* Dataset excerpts
<<<<

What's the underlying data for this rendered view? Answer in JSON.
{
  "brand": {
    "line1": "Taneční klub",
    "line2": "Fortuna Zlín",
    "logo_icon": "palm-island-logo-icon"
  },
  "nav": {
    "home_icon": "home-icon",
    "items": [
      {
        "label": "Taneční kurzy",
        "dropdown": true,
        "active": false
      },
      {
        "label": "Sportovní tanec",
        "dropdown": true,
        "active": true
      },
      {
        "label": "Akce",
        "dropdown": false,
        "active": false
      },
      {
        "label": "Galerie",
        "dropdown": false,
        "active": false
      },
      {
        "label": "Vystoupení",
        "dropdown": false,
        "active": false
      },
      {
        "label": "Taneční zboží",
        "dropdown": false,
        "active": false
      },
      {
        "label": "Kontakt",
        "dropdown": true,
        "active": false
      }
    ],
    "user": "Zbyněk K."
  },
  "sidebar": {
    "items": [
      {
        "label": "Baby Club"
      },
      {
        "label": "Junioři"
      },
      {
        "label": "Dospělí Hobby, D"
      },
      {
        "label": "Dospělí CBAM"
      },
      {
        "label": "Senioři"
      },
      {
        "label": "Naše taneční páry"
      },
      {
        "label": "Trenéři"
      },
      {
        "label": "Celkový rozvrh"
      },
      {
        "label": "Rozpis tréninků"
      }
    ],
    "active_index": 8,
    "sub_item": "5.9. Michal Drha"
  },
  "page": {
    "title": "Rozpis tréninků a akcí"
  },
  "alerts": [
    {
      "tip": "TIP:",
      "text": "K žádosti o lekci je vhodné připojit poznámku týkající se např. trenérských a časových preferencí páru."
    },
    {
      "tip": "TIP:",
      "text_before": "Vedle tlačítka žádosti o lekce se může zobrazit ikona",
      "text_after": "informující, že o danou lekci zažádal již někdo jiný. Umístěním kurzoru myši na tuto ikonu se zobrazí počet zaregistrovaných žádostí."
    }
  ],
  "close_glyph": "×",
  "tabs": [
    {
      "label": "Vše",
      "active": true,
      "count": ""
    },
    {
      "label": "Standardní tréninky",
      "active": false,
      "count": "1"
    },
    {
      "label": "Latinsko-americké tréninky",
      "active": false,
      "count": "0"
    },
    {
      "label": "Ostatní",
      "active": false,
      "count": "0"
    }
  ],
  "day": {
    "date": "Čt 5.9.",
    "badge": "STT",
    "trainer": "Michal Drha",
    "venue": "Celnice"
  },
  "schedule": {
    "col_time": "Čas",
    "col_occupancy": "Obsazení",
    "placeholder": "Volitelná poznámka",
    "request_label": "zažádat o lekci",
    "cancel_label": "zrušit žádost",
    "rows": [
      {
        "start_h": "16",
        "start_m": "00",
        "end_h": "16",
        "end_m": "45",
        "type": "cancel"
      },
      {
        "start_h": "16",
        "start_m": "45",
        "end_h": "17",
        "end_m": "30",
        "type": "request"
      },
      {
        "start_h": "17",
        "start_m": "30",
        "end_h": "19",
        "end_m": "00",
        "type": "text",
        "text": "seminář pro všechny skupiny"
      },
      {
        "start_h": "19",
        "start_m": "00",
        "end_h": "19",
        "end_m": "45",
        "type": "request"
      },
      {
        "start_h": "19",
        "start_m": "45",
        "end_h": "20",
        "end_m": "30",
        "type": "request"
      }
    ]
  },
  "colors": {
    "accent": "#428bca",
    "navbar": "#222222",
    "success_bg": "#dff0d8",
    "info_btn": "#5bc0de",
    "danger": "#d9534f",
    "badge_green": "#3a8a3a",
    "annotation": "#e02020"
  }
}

>>>>

* YOUR OBJECTIVE
Collect each line above holding the string "lekci".

* ANSWER TO THE EXERCISE
      "text": "K žádosti o lekci je vhodné připojit poznámku týkající se např. trenérských a časových preferencí páru."
      "text_after": "informující, že o danou lekci zažádal již někdo jiný. Umístěním kurzoru myši na tuto ikonu se zobrazí počet zaregistrovaných žádostí."
    "request_label": "zažádat o lekci",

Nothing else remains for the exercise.